WORKING DATA –
>> START

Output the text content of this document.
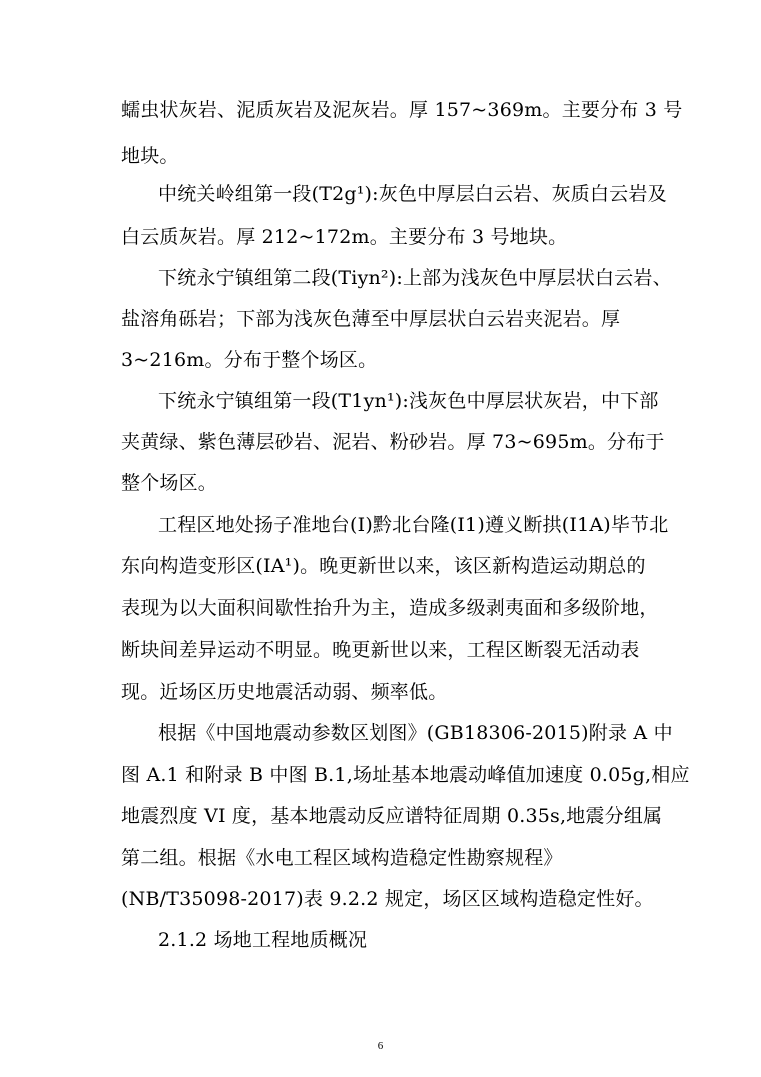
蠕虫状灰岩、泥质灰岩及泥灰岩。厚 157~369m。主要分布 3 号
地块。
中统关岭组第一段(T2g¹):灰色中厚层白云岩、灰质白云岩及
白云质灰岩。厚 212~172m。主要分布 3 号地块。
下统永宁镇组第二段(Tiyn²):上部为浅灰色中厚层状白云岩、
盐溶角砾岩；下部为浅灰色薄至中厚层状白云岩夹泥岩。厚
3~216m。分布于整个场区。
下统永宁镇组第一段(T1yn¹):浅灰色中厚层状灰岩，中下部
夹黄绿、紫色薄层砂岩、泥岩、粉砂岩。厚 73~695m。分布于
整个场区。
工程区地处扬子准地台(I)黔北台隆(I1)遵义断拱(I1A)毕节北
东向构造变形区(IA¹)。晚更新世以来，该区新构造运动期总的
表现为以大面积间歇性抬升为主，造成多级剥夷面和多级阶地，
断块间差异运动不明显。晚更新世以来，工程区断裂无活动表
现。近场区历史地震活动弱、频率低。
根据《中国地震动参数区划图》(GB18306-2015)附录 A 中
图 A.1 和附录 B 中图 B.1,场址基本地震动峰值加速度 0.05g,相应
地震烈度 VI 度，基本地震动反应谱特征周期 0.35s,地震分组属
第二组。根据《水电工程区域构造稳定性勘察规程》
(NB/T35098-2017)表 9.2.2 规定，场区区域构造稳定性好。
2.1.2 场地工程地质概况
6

>> END

REQUIREMENTS –
Print out the material word for word, omitting the pictures.

ANSWER BELOW –
Output the text content of this document.
蠕虫状灰岩、泥质灰岩及泥灰岩。厚 157~369m。主要分布 3 号
地块。
中统关岭组第一段(T2g¹):灰色中厚层白云岩、灰质白云岩及
白云质灰岩。厚 212~172m。主要分布 3 号地块。
下统永宁镇组第二段(Tiyn²):上部为浅灰色中厚层状白云岩、
盐溶角砾岩；下部为浅灰色薄至中厚层状白云岩夹泥岩。厚
3~216m。分布于整个场区。
下统永宁镇组第一段(T1yn¹):浅灰色中厚层状灰岩，中下部
夹黄绿、紫色薄层砂岩、泥岩、粉砂岩。厚 73~695m。分布于
整个场区。
工程区地处扬子准地台(I)黔北台隆(I1)遵义断拱(I1A)毕节北
东向构造变形区(IA¹)。晚更新世以来，该区新构造运动期总的
表现为以大面积间歇性抬升为主，造成多级剥夷面和多级阶地，
断块间差异运动不明显。晚更新世以来，工程区断裂无活动表
现。近场区历史地震活动弱、频率低。
根据《中国地震动参数区划图》(GB18306-2015)附录 A 中
图 A.1 和附录 B 中图 B.1,场址基本地震动峰值加速度 0.05g,相应
地震烈度 VI 度，基本地震动反应谱特征周期 0.35s,地震分组属
第二组。根据《水电工程区域构造稳定性勘察规程》
(NB/T35098-2017)表 9.2.2 规定，场区区域构造稳定性好。
2.1.2 场地工程地质概况
6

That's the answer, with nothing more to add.